Part of a data file
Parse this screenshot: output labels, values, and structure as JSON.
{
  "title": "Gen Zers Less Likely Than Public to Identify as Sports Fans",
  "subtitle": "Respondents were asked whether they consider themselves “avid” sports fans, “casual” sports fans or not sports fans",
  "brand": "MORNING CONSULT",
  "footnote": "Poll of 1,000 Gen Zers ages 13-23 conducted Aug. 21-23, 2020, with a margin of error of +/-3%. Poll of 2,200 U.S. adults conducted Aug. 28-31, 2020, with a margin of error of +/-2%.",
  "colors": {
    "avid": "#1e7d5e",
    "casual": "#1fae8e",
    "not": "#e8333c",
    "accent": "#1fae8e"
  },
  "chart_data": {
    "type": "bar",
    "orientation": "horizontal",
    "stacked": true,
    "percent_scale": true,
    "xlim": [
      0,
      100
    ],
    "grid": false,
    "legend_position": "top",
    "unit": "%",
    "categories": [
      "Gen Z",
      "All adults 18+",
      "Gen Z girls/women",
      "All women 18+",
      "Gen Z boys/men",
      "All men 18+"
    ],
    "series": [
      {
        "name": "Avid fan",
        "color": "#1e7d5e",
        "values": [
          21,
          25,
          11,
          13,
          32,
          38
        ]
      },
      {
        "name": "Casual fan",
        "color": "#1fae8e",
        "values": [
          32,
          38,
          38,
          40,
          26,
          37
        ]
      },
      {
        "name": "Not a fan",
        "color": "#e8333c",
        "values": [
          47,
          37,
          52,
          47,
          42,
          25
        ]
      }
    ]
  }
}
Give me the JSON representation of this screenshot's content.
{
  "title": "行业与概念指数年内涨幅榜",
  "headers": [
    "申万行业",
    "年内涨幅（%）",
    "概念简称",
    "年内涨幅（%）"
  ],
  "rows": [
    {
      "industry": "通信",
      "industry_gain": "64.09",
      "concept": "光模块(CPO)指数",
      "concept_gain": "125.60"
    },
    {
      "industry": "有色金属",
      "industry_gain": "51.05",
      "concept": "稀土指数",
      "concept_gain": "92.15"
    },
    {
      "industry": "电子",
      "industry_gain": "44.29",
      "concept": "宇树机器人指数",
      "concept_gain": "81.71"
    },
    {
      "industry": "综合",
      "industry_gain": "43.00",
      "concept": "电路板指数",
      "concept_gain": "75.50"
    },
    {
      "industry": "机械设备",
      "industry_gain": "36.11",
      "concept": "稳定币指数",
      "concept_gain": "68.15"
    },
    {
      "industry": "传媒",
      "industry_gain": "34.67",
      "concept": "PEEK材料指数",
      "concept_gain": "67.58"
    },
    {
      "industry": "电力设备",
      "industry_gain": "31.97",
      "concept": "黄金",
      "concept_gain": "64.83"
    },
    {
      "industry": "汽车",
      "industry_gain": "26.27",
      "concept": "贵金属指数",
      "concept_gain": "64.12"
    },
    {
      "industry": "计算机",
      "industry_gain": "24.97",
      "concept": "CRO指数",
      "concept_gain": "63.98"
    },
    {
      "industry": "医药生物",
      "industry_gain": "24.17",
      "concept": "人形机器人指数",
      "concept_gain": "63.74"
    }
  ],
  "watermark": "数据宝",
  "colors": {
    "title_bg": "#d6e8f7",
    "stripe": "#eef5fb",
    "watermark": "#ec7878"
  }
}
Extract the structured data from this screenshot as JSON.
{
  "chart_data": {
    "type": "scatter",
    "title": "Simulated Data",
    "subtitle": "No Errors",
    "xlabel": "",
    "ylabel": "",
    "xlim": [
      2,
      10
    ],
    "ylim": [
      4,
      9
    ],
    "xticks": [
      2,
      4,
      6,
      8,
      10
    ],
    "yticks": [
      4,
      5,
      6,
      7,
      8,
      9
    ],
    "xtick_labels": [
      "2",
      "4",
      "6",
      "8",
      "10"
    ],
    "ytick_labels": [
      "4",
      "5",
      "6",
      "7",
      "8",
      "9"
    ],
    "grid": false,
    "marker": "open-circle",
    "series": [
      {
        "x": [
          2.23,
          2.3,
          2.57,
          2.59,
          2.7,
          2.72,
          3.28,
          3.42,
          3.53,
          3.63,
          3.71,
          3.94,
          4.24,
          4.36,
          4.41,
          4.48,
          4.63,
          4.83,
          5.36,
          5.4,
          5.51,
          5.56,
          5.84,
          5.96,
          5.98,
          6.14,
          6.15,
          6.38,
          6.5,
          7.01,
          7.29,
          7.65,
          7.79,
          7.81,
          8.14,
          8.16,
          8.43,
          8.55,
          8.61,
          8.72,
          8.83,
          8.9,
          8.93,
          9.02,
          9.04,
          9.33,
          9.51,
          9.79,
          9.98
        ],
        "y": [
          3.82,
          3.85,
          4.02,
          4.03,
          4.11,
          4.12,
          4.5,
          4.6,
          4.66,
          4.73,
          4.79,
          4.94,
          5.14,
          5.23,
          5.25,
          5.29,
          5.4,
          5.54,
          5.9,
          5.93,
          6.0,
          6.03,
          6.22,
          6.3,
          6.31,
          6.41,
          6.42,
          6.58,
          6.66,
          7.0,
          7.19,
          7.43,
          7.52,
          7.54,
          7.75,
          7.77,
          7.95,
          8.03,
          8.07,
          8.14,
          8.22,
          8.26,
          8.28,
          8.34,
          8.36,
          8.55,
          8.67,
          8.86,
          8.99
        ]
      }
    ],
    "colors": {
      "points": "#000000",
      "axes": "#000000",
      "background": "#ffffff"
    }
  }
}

• _What the exercise asks_
Print the records once more, exactly as they were given.

• _Response to the task_
Parse this screenshot: output labels, values, and structure as JSON.
{
  "title": "Gen Zers Less Likely Than Public to Identify as Sports Fans",
  "subtitle": "Respondents were asked whether they consider themselves “avid” sports fans, “casual” sports fans or not sports fans",
  "brand": "MORNING CONSULT",
  "footnote": "Poll of 1,000 Gen Zers ages 13-23 conducted Aug. 21-23, 2020, with a margin of error of +/-3%. Poll of 2,200 U.S. adults conducted Aug. 28-31, 2020, with a margin of error of +/-2%.",
  "colors": {
    "avid": "#1e7d5e",
    "casual": "#1fae8e",
    "not": "#e8333c",
    "accent": "#1fae8e"
  },
  "chart_data": {
    "type": "bar",
    "orientation": "horizontal",
    "stacked": true,
    "percent_scale": true,
    "xlim": [
      0,
      100
    ],
    "grid": false,
    "legend_position": "top",
    "unit": "%",
    "categories": [
      "Gen Z",
      "All adults 18+",
      "Gen Z girls/women",
      "All women 18+",
      "Gen Z boys/men",
      "All men 18+"
    ],
    "series": [
      {
        "name": "Avid fan",
        "color": "#1e7d5e",
        "values": [
          21,
          25,
          11,
          13,
          32,
          38
        ]
      },
      {
        "name": "Casual fan",
        "color": "#1fae8e",
        "values": [
          32,
          38,
          38,
          40,
          26,
          37
        ]
      },
      {
        "name": "Not a fan",
        "color": "#e8333c",
        "values": [
          47,
          37,
          52,
          47,
          42,
          25
        ]
      }
    ]
  }
}
Give me the JSON representation of this screenshot's content.
{
  "title": "行业与概念指数年内涨幅榜",
  "headers": [
    "申万行业",
    "年内涨幅（%）",
    "概念简称",
    "年内涨幅（%）"
  ],
  "rows": [
    {
      "industry": "通信",
      "industry_gain": "64.09",
      "concept": "光模块(CPO)指数",
      "concept_gain": "125.60"
    },
    {
      "industry": "有色金属",
      "industry_gain": "51.05",
      "concept": "稀土指数",
      "concept_gain": "92.15"
    },
    {
      "industry": "电子",
      "industry_gain": "44.29",
      "concept": "宇树机器人指数",
      "concept_gain": "81.71"
    },
    {
      "industry": "综合",
      "industry_gain": "43.00",
      "concept": "电路板指数",
      "concept_gain": "75.50"
    },
    {
      "industry": "机械设备",
      "industry_gain": "36.11",
      "concept": "稳定币指数",
      "concept_gain": "68.15"
    },
    {
      "industry": "传媒",
      "industry_gain": "34.67",
      "concept": "PEEK材料指数",
      "concept_gain": "67.58"
    },
    {
      "industry": "电力设备",
      "industry_gain": "31.97",
      "concept": "黄金",
      "concept_gain": "64.83"
    },
    {
      "industry": "汽车",
      "industry_gain": "26.27",
      "concept": "贵金属指数",
      "concept_gain": "64.12"
    },
    {
      "industry": "计算机",
      "industry_gain": "24.97",
      "concept": "CRO指数",
      "concept_gain": "63.98"
    },
    {
      "industry": "医药生物",
      "industry_gain": "24.17",
      "concept": "人形机器人指数",
      "concept_gain": "63.74"
    }
  ],
  "watermark": "数据宝",
  "colors": {
    "title_bg": "#d6e8f7",
    "stripe": "#eef5fb",
    "watermark": "#ec7878"
  }
}
Extract the structured data from this screenshot as JSON.
{
  "chart_data": {
    "type": "scatter",
    "title": "Simulated Data",
    "subtitle": "No Errors",
    "xlabel": "",
    "ylabel": "",
    "xlim": [
      2,
      10
    ],
    "ylim": [
      4,
      9
    ],
    "xticks": [
      2,
      4,
      6,
      8,
      10
    ],
    "yticks": [
      4,
      5,
      6,
      7,
      8,
      9
    ],
    "xtick_labels": [
      "2",
      "4",
      "6",
      "8",
      "10"
    ],
    "ytick_labels": [
      "4",
      "5",
      "6",
      "7",
      "8",
      "9"
    ],
    "grid": false,
    "marker": "open-circle",
    "series": [
      {
        "x": [
          2.23,
          2.3,
          2.57,
          2.59,
          2.7,
          2.72,
          3.28,
          3.42,
          3.53,
          3.63,
          3.71,
          3.94,
          4.24,
          4.36,
          4.41,
          4.48,
          4.63,
          4.83,
          5.36,
          5.4,
          5.51,
          5.56,
          5.84,
          5.96,
          5.98,
          6.14,
          6.15,
          6.38,
          6.5,
          7.01,
          7.29,
          7.65,
          7.79,
          7.81,
          8.14,
          8.16,
          8.43,
          8.55,
          8.61,
          8.72,
          8.83,
          8.9,
          8.93,
          9.02,
          9.04,
          9.33,
          9.51,
          9.79,
          9.98
        ],
        "y": [
          3.82,
          3.85,
          4.02,
          4.03,
          4.11,
          4.12,
          4.5,
          4.6,
          4.66,
          4.73,
          4.79,
          4.94,
          5.14,
          5.23,
          5.25,
          5.29,
          5.4,
          5.54,
          5.9,
          5.93,
          6.0,
          6.03,
          6.22,
          6.3,
          6.31,
          6.41,
          6.42,
          6.58,
          6.66,
          7.0,
          7.19,
          7.43,
          7.52,
          7.54,
          7.75,
          7.77,
          7.95,
          8.03,
          8.07,
          8.14,
          8.22,
          8.26,
          8.28,
          8.34,
          8.36,
          8.55,
          8.67,
          8.86,
          8.99
        ]
      }
    ],
    "colors": {
      "points": "#000000",
      "axes": "#000000",
      "background": "#ffffff"
    }
  }
}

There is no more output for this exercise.